For the material that follows, list every line containing the word "close".
· · ·
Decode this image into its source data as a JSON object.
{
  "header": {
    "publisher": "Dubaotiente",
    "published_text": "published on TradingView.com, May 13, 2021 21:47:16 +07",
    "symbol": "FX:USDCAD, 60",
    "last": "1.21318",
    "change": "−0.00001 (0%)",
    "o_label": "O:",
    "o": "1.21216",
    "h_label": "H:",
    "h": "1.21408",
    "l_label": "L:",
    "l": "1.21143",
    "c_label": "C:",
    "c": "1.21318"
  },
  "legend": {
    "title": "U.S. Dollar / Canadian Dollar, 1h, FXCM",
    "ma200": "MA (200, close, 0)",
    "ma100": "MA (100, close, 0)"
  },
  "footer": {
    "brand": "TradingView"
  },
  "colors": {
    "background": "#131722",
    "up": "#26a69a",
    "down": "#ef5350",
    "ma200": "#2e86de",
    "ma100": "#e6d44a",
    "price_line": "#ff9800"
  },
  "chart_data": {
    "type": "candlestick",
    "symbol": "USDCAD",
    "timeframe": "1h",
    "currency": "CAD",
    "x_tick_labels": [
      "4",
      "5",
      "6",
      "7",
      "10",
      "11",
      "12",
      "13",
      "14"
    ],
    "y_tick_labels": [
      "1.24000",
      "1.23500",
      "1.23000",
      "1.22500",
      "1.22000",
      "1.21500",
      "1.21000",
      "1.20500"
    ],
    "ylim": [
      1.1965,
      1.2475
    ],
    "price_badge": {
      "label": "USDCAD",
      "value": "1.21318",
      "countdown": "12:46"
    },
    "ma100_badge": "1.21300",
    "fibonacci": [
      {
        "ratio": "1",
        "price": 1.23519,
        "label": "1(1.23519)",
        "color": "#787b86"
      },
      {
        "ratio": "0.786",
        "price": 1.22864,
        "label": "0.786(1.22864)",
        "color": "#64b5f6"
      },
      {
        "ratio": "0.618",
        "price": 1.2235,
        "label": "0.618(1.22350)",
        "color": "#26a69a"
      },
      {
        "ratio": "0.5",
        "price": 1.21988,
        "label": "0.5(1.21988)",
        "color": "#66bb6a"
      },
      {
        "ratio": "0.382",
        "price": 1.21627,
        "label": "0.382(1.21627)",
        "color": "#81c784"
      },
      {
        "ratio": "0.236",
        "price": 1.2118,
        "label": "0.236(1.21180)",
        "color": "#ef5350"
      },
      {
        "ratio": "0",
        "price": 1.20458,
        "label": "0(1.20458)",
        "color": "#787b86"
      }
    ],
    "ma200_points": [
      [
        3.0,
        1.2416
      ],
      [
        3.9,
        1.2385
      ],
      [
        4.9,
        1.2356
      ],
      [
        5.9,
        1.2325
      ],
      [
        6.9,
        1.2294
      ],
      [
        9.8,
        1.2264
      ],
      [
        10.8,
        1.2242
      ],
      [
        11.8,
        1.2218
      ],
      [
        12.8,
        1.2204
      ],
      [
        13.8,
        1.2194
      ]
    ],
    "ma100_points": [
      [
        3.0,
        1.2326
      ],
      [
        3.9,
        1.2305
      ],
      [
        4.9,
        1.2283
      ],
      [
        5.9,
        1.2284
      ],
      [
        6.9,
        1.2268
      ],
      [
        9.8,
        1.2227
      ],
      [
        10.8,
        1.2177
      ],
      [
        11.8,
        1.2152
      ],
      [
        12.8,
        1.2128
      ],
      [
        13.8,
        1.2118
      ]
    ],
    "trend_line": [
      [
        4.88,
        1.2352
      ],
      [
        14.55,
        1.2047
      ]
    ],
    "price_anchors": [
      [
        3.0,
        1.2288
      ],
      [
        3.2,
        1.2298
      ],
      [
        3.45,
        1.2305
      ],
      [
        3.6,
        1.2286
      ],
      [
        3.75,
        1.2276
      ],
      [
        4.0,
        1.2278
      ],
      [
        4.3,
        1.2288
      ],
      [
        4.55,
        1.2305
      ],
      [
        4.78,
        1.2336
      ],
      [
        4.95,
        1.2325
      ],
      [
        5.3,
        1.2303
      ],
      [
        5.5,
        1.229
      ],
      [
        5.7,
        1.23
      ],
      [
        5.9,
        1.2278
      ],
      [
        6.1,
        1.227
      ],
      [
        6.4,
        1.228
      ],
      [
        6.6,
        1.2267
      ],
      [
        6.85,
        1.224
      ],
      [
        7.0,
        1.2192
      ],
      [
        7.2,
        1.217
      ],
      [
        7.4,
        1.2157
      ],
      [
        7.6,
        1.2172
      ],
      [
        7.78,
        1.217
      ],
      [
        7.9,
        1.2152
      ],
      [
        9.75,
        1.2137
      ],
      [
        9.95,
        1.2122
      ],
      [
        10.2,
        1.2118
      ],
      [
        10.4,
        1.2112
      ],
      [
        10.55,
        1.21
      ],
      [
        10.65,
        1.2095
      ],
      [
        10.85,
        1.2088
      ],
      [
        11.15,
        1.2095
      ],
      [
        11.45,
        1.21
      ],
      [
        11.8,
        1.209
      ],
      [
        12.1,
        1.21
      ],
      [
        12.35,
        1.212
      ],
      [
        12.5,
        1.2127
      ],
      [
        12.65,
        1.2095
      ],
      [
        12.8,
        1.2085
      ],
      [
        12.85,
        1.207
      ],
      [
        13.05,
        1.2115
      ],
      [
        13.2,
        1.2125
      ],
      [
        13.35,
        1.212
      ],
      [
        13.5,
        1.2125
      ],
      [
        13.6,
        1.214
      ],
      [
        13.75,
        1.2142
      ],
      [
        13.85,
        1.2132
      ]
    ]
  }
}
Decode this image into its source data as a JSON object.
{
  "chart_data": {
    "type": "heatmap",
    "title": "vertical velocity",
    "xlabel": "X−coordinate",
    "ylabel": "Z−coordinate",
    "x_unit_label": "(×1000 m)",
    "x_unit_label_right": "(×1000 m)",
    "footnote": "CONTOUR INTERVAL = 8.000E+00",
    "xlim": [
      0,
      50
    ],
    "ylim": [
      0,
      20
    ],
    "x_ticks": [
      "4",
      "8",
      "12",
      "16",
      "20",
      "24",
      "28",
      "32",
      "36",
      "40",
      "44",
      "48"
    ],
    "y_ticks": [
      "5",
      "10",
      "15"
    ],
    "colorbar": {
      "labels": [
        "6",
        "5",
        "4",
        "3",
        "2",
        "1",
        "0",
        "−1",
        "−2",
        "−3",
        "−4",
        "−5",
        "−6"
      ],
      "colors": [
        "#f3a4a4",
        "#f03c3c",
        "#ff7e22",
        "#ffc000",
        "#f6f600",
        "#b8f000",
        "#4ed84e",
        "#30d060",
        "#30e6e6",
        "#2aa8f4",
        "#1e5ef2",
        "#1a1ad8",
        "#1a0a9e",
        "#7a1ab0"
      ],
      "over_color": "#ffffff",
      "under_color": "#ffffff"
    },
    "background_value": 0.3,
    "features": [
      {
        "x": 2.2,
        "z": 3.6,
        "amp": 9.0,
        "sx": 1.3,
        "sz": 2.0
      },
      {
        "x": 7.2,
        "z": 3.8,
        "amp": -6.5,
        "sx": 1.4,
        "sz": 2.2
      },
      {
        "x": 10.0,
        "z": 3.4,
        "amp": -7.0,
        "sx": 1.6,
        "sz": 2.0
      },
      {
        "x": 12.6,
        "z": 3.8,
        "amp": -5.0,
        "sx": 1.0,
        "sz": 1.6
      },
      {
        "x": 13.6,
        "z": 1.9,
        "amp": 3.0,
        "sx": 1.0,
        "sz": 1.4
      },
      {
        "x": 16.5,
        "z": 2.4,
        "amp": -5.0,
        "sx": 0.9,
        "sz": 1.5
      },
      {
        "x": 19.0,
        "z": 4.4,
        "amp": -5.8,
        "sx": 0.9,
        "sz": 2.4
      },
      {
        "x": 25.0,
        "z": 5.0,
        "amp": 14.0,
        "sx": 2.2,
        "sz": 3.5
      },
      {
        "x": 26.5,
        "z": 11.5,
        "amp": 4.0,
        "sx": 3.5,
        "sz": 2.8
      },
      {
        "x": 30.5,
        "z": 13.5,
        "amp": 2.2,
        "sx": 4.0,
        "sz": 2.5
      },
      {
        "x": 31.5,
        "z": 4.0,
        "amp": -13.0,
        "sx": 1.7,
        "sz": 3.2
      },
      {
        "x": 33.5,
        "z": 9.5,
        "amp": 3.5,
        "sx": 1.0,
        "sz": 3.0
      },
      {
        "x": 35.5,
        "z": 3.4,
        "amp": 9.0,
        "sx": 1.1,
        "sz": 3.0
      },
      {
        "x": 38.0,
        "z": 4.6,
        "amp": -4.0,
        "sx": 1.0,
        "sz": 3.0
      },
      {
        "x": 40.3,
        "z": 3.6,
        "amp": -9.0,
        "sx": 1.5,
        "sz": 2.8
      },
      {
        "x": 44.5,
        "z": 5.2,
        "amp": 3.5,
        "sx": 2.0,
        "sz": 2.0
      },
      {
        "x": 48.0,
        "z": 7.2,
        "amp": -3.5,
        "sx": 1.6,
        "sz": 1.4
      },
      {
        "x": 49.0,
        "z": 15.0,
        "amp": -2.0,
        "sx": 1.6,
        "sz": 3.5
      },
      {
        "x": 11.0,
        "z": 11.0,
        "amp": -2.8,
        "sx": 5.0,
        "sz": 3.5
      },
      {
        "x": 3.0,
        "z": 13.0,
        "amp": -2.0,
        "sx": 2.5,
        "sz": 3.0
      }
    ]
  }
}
· · ·
__TASK RESPONSE__
    "ma200": "MA (200, close, 0)",
    "ma100": "MA (100, close, 0)"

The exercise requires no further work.